» TASK MATERIAL:
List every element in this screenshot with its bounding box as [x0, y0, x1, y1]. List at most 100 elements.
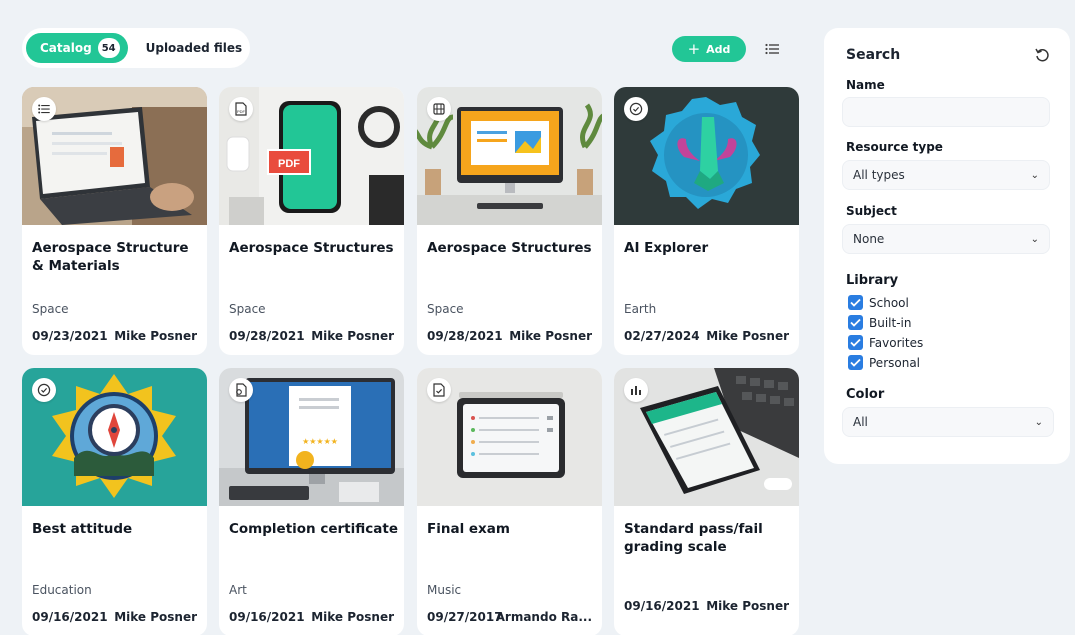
- checkbox-checked[interactable]: [848, 295, 863, 310]
- svg-text:★★★★★: ★★★★★: [302, 437, 338, 446]
- resource-type-select[interactable]: All types ⌄: [842, 160, 1050, 190]
- certificate-icon: [236, 383, 247, 397]
- card-author: Mike Posner: [311, 329, 394, 343]
- card-title: Standard pass/fail grading scale: [624, 521, 763, 555]
- card-author: Mike Posner: [509, 329, 592, 343]
- type-badge: [32, 97, 56, 121]
- type-badge: [32, 378, 56, 402]
- tab-uploaded-files[interactable]: Uploaded files: [146, 41, 243, 55]
- name-input[interactable]: [842, 97, 1050, 127]
- type-badge: [427, 97, 451, 121]
- card-subject: Space: [32, 302, 69, 316]
- list-icon: [38, 104, 50, 114]
- type-badge: [229, 378, 253, 402]
- reset-button[interactable]: [1034, 47, 1052, 65]
- resource-type-label: Resource type: [846, 140, 943, 154]
- card-author: Mike Posner: [706, 599, 789, 613]
- add-button[interactable]: + Add: [672, 36, 746, 62]
- resource-card[interactable]: Aerospace Structures Space 09/28/2021 Mi…: [417, 87, 602, 355]
- view-tabs: Catalog 54 Uploaded files: [22, 28, 250, 68]
- type-badge: [624, 97, 648, 121]
- card-author: Mike Posner: [706, 329, 789, 343]
- card-author: Armando Ra...: [495, 610, 592, 624]
- badge-check-icon: [37, 383, 51, 397]
- check-icon: [850, 318, 861, 327]
- resource-card[interactable]: Final exam Music 09/27/2017 Armando Ra..…: [417, 368, 602, 635]
- card-date: 09/23/2021: [32, 329, 108, 343]
- plus-icon: +: [687, 39, 701, 58]
- library-option-label: Favorites: [869, 335, 924, 350]
- badge-check-icon: [629, 102, 643, 116]
- library-option-label: School: [869, 295, 909, 310]
- library-option-favorites[interactable]: Favorites: [848, 335, 923, 350]
- check-icon: [850, 358, 861, 367]
- pdf-icon: PDF: [235, 102, 247, 116]
- subject-label: Subject: [846, 204, 897, 218]
- card-subject: Space: [229, 302, 266, 316]
- add-button-label: Add: [706, 42, 731, 56]
- card-author: Mike Posner: [114, 610, 197, 624]
- search-panel: Search Name Resource type All types ⌄ Su…: [824, 28, 1070, 464]
- exam-icon: [433, 383, 445, 397]
- card-subject: Space: [427, 302, 464, 316]
- card-subject: Art: [229, 583, 247, 597]
- library-option-label: Built-in: [869, 315, 912, 330]
- subject-value: None: [853, 232, 885, 246]
- library-option-built-in[interactable]: Built-in: [848, 315, 911, 330]
- chevron-down-icon: ⌄: [1030, 169, 1039, 181]
- check-icon: [850, 338, 861, 347]
- card-subject: Education: [32, 583, 92, 597]
- panel-title: Search: [846, 47, 901, 63]
- library-option-personal[interactable]: Personal: [848, 355, 920, 370]
- card-author: Mike Posner: [114, 329, 197, 343]
- bar-chart-icon: [631, 386, 641, 395]
- card-title: Best attitude: [32, 521, 133, 537]
- library-label: Library: [846, 273, 899, 288]
- card-subject: Earth: [624, 302, 657, 316]
- resource-card[interactable]: Aerospace Structure & Materials Space 09…: [22, 87, 207, 355]
- svg-text:PDF: PDF: [237, 109, 246, 114]
- card-date: 09/16/2021: [229, 610, 305, 624]
- library-option-label: Personal: [869, 355, 921, 370]
- card-subject: Music: [427, 583, 462, 597]
- checkbox-checked[interactable]: [848, 335, 863, 350]
- chevron-down-icon: ⌄: [1030, 233, 1039, 245]
- card-date: 09/28/2021: [229, 329, 305, 343]
- type-badge: [427, 378, 451, 402]
- card-date: 09/27/2017: [427, 610, 503, 624]
- card-title: AI Explorer: [624, 240, 709, 256]
- chevron-down-icon: ⌄: [1034, 416, 1043, 428]
- name-label: Name: [846, 78, 885, 92]
- checkbox-checked[interactable]: [848, 315, 863, 330]
- color-select[interactable]: All ⌄: [842, 407, 1054, 437]
- resource-type-value: All types: [853, 168, 905, 182]
- card-title: Aerospace Structure & Materials: [32, 240, 189, 274]
- film-icon: [433, 103, 445, 115]
- resource-card[interactable]: Standard pass/fail grading scale 09/16/2…: [614, 368, 799, 635]
- resource-card[interactable]: AI Explorer Earth 02/27/2024 Mike Posner: [614, 87, 799, 355]
- card-title: Completion certificate: [229, 521, 398, 537]
- type-badge: PDF: [229, 97, 253, 121]
- subject-select[interactable]: None ⌄: [842, 224, 1050, 254]
- type-badge: [624, 378, 648, 402]
- tab-catalog[interactable]: Catalog 54: [26, 33, 128, 63]
- list-view-toggle[interactable]: [758, 38, 786, 60]
- card-date: 02/27/2024: [624, 329, 700, 343]
- resource-card[interactable]: PDF PDF Aerospace Structures Space 09/28…: [219, 87, 404, 355]
- resource-card[interactable]: Best attitude Education 09/16/2021 Mike …: [22, 368, 207, 635]
- card-title: Aerospace Structures: [229, 240, 394, 256]
- card-title: Aerospace Structures: [427, 240, 592, 256]
- svg-text:PDF: PDF: [278, 158, 300, 170]
- library-option-school[interactable]: School: [848, 295, 909, 310]
- card-date: 09/16/2021: [624, 599, 700, 613]
- check-icon: [850, 298, 861, 307]
- card-title: Final exam: [427, 521, 510, 537]
- checkbox-checked[interactable]: [848, 355, 863, 370]
- card-author: Mike Posner: [311, 610, 394, 624]
- color-value: All: [853, 415, 868, 429]
- list-icon: [765, 43, 779, 55]
- tab-catalog-label: Catalog: [40, 41, 92, 55]
- resource-card[interactable]: ★★★★★ Completion certificate Art 09/16/2…: [219, 368, 404, 635]
- color-label: Color: [846, 387, 885, 402]
- card-date: 09/16/2021: [32, 610, 108, 624]
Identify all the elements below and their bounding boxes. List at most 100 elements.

» WHAT IS ASKED: Lay out the rows above as a numbered list, from the line with "- checkbox-checked[interactable]: [848, 295, 863, 310]" to the line with "- card-title: Standard", both included, leaving out any blank lines.

» WORKED ANSWER:
1. - checkbox-checked[interactable]: [848, 295, 863, 310]
2. - svg-text:★★★★★: ★★★★★: [302, 437, 338, 446]
3. - resource-type-select[interactable]: All types ⌄: [842, 160, 1050, 190]
4. - certificate-icon: [236, 383, 247, 397]
5. - card-author: Mike Posner: [311, 329, 394, 343]
6. - card-title: Standard pass/fail grading scale: [624, 521, 763, 555]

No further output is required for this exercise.